Skip all pictures, then print the remaining material exactly.

*Record extracts*:
┌──

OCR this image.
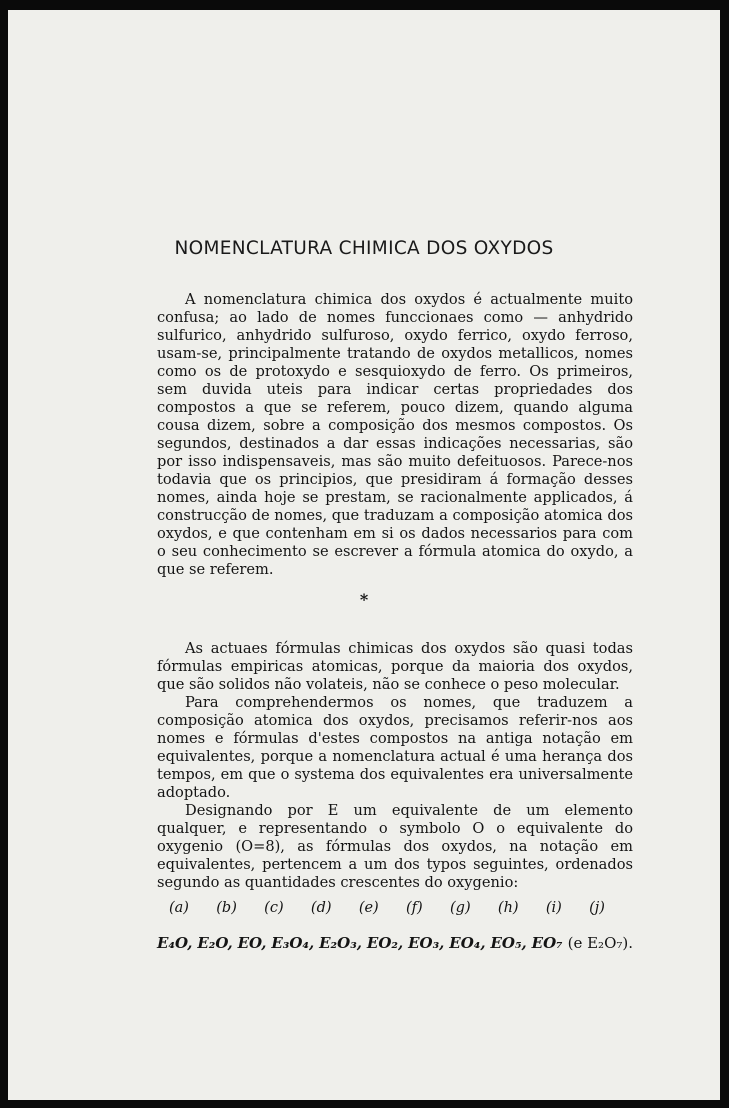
NOMENCLATURA CHIMICA DOS OXYDOS

A nomenclatura chimica dos oxydos é actualmente muito confusa; ao lado de nomes funccionaes como — anhydrido sulfurico, anhydrido sulfuroso, oxydo ferrico, oxydo ferroso, usam-se, principalmente tratando de oxydos metallicos, nomes como os de protoxydo e sesquioxydo de ferro. Os primeiros, sem duvida uteis para indicar certas propriedades dos compostos a que se referem, pouco dizem, quando alguma cousa dizem, sobre a composição dos mesmos compostos. Os segundos, destinados a dar essas indicações necessarias, são por isso indispensaveis, mas são muito defeituosos. Parece-nos todavia que os principios, que presidiram á formação desses nomes, ainda hoje se prestam, se racionalmente applicados, á construcção de nomes, que traduzam a composição atomica dos oxydos, e que contenham em si os dados necessarios para com o seu conhecimento se escrever a fórmula atomica do oxydo, a que se referem.

*

As actuaes fórmulas chimicas dos oxydos são quasi todas fórmulas empiricas atomicas, porque da maioria dos oxydos, que são solidos não volateis, não se conhece o peso molecular.

Para comprehendermos os nomes, que traduzem a composição atomica dos oxydos, precisamos referir-nos aos nomes e fórmulas d'estes compostos na antiga notação em equivalentes, porque a nomenclatura actual é uma herança dos tempos, em que o systema dos equivalentes era universalmente adoptado.

Designando por E um equivalente de um elemento qualquer, e representando o symbolo O o equivalente do oxygenio (O=8), as fórmulas dos oxydos, na notação em equivalentes, pertencem a um dos typos seguintes, ordenados segundo as quantidades crescentes do oxygenio:

(a) (b) (c) (d) (e) (f) (g) (h) (i) (j)
E₄O, E₂O, EO, E₃O₄, E₂O₃, EO₂, EO₃, EO₄, EO₅, EO₇ (e E₂O₇).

└──

*Correct response*:
OCR this image.
NOMENCLATURA CHIMICA DOS OXYDOS

A nomenclatura chimica dos oxydos é actualmente muito confusa; ao lado de nomes funccionaes como — anhydrido sulfurico, anhydrido sulfuroso, oxydo ferrico, oxydo ferroso, usam-se, principalmente tratando de oxydos metallicos, nomes como os de protoxydo e sesquioxydo de ferro. Os primeiros, sem duvida uteis para indicar certas propriedades dos compostos a que se referem, pouco dizem, quando alguma cousa dizem, sobre a composição dos mesmos compostos. Os segundos, destinados a dar essas indicações necessarias, são por isso indispensaveis, mas são muito defeituosos. Parece-nos todavia que os principios, que presidiram á formação desses nomes, ainda hoje se prestam, se racionalmente applicados, á construcção de nomes, que traduzam a composição atomica dos oxydos, e que contenham em si os dados necessarios para com o seu conhecimento se escrever a fórmula atomica do oxydo, a que se referem.

*

As actuaes fórmulas chimicas dos oxydos são quasi todas fórmulas empiricas atomicas, porque da maioria dos oxydos, que são solidos não volateis, não se conhece o peso molecular.

Para comprehendermos os nomes, que traduzem a composição atomica dos oxydos, precisamos referir-nos aos nomes e fórmulas d'estes compostos na antiga notação em equivalentes, porque a nomenclatura actual é uma herança dos tempos, em que o systema dos equivalentes era universalmente adoptado.

Designando por E um equivalente de um elemento qualquer, e representando o symbolo O o equivalente do oxygenio (O=8), as fórmulas dos oxydos, na notação em equivalentes, pertencem a um dos typos seguintes, ordenados segundo as quantidades crescentes do oxygenio:

(a) (b) (c) (d) (e) (f) (g) (h) (i) (j)
E₄O, E₂O, EO, E₃O₄, E₂O₃, EO₂, EO₃, EO₄, EO₅, EO₇ (e E₂O₇).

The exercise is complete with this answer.